## Description of the task
Copy every line of the records below that holds the word "собственности".

***** Records shown

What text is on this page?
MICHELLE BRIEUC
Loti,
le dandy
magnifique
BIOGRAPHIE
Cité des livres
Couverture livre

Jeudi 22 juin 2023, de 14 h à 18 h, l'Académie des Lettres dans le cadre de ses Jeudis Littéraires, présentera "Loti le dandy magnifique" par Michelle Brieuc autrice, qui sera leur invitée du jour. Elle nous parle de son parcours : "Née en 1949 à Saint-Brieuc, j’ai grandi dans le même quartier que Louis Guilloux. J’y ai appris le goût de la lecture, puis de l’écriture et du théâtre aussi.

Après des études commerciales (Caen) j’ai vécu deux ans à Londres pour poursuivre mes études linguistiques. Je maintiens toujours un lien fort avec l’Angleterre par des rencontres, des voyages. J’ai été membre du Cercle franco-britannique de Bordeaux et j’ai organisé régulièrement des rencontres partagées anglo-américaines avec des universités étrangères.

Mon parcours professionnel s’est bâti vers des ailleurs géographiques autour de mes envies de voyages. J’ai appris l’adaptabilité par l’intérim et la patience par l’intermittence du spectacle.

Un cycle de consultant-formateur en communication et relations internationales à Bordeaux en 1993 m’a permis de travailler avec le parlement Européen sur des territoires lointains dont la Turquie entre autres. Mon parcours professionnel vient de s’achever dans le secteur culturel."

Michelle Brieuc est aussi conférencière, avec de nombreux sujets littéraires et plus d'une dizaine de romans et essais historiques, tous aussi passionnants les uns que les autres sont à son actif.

**********
***** Records shown

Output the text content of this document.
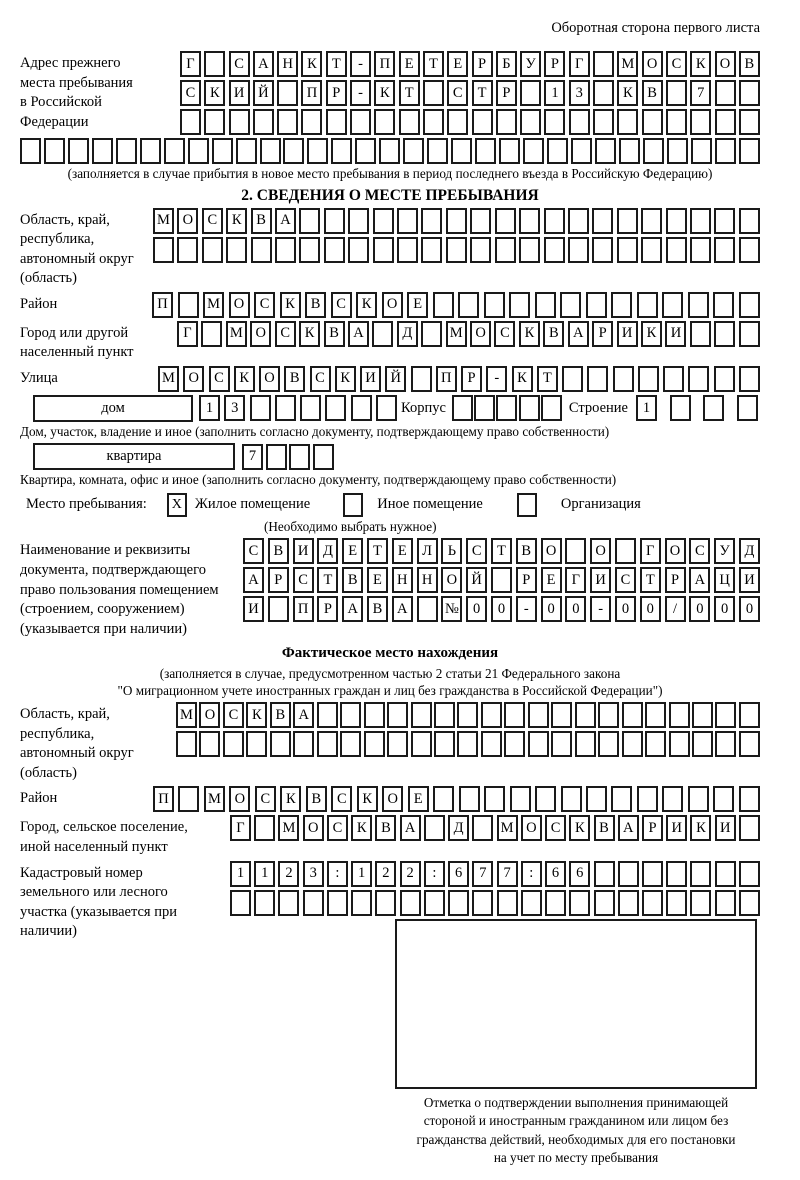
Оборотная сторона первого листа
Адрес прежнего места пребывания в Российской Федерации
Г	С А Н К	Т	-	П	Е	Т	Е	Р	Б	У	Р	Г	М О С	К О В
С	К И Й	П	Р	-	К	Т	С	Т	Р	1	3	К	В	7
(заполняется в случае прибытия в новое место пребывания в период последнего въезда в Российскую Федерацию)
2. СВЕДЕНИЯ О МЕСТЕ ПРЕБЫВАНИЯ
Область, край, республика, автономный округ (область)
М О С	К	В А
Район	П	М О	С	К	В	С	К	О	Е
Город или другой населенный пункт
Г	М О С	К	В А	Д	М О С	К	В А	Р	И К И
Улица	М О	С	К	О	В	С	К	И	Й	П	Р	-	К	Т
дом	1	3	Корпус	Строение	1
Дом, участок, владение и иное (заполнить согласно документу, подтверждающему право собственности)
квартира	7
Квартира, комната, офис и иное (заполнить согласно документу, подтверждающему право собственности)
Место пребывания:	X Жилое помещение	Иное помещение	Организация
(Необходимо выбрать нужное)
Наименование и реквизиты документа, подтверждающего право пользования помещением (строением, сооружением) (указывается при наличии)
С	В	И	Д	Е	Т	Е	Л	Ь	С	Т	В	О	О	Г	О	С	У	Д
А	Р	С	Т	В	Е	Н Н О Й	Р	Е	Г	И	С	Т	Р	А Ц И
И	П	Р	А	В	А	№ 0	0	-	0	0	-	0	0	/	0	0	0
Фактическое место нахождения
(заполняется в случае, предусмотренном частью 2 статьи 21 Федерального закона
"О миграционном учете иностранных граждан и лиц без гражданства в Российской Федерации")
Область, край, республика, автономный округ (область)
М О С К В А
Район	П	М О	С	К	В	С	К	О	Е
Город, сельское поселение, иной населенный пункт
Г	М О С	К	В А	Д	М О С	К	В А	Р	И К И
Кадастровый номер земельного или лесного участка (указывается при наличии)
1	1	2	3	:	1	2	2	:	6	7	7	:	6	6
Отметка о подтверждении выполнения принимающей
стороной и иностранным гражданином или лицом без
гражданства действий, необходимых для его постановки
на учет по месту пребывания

**********
***** Records shown

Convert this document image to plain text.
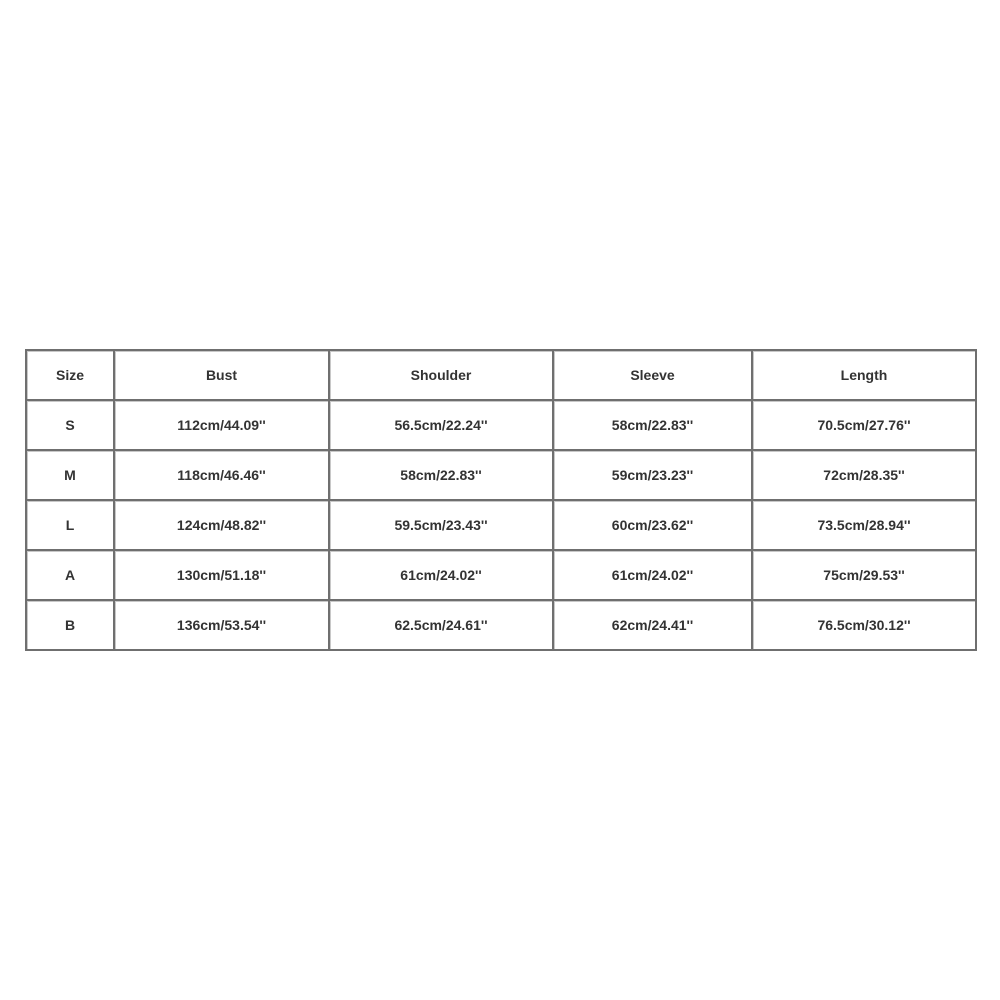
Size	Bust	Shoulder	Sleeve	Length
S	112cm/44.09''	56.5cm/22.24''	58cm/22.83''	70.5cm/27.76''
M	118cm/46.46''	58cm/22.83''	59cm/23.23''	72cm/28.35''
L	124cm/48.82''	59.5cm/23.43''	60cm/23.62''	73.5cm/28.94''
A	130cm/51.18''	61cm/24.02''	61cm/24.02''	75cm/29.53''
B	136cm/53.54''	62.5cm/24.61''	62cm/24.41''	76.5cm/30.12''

**********

## Solution
Дом, участок, владение и иное (заполнить согласно документу, подтверждающему право собственности)
Квартира, комната, офис и иное (заполнить согласно документу, подтверждающему право собственности)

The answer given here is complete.